● **Written problem**: Write out every entry exactly as it stands.
═══
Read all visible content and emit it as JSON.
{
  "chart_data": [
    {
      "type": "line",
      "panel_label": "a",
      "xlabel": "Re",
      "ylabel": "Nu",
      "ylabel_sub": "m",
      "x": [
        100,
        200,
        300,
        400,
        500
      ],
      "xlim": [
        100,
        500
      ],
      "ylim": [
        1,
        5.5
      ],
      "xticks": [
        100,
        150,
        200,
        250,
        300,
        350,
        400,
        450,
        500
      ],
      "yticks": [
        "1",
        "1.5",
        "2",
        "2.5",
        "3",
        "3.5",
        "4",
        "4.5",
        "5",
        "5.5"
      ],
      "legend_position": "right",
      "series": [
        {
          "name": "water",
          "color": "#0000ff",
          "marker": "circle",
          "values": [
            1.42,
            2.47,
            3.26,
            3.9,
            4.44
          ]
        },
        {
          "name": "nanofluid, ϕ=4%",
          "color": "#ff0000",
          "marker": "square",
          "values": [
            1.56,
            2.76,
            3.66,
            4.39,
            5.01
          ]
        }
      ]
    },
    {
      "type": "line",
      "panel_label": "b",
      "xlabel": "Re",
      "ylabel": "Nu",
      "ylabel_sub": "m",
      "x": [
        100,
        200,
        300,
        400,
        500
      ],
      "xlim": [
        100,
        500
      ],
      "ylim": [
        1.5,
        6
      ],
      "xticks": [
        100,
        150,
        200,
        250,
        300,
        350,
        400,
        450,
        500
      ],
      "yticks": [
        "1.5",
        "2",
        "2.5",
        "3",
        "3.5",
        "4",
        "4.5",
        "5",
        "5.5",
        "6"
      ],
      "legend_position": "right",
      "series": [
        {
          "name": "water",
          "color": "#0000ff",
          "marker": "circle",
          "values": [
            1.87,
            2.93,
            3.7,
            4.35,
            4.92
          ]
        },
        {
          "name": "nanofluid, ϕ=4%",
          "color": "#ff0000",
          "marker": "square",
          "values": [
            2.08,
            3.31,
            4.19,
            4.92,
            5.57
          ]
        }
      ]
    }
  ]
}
═══
● **Full response**:
Read all visible content and emit it as JSON.
{
  "chart_data": [
    {
      "type": "line",
      "panel_label": "a",
      "xlabel": "Re",
      "ylabel": "Nu",
      "ylabel_sub": "m",
      "x": [
        100,
        200,
        300,
        400,
        500
      ],
      "xlim": [
        100,
        500
      ],
      "ylim": [
        1,
        5.5
      ],
      "xticks": [
        100,
        150,
        200,
        250,
        300,
        350,
        400,
        450,
        500
      ],
      "yticks": [
        "1",
        "1.5",
        "2",
        "2.5",
        "3",
        "3.5",
        "4",
        "4.5",
        "5",
        "5.5"
      ],
      "legend_position": "right",
      "series": [
        {
          "name": "water",
          "color": "#0000ff",
          "marker": "circle",
          "values": [
            1.42,
            2.47,
            3.26,
            3.9,
            4.44
          ]
        },
        {
          "name": "nanofluid, ϕ=4%",
          "color": "#ff0000",
          "marker": "square",
          "values": [
            1.56,
            2.76,
            3.66,
            4.39,
            5.01
          ]
        }
      ]
    },
    {
      "type": "line",
      "panel_label": "b",
      "xlabel": "Re",
      "ylabel": "Nu",
      "ylabel_sub": "m",
      "x": [
        100,
        200,
        300,
        400,
        500
      ],
      "xlim": [
        100,
        500
      ],
      "ylim": [
        1.5,
        6
      ],
      "xticks": [
        100,
        150,
        200,
        250,
        300,
        350,
        400,
        450,
        500
      ],
      "yticks": [
        "1.5",
        "2",
        "2.5",
        "3",
        "3.5",
        "4",
        "4.5",
        "5",
        "5.5",
        "6"
      ],
      "legend_position": "right",
      "series": [
        {
          "name": "water",
          "color": "#0000ff",
          "marker": "circle",
          "values": [
            1.87,
            2.93,
            3.7,
            4.35,
            4.92
          ]
        },
        {
          "name": "nanofluid, ϕ=4%",
          "color": "#ff0000",
          "marker": "square",
          "values": [
            2.08,
            3.31,
            4.19,
            4.92,
            5.57
          ]
        }
      ]
    }
  ]
}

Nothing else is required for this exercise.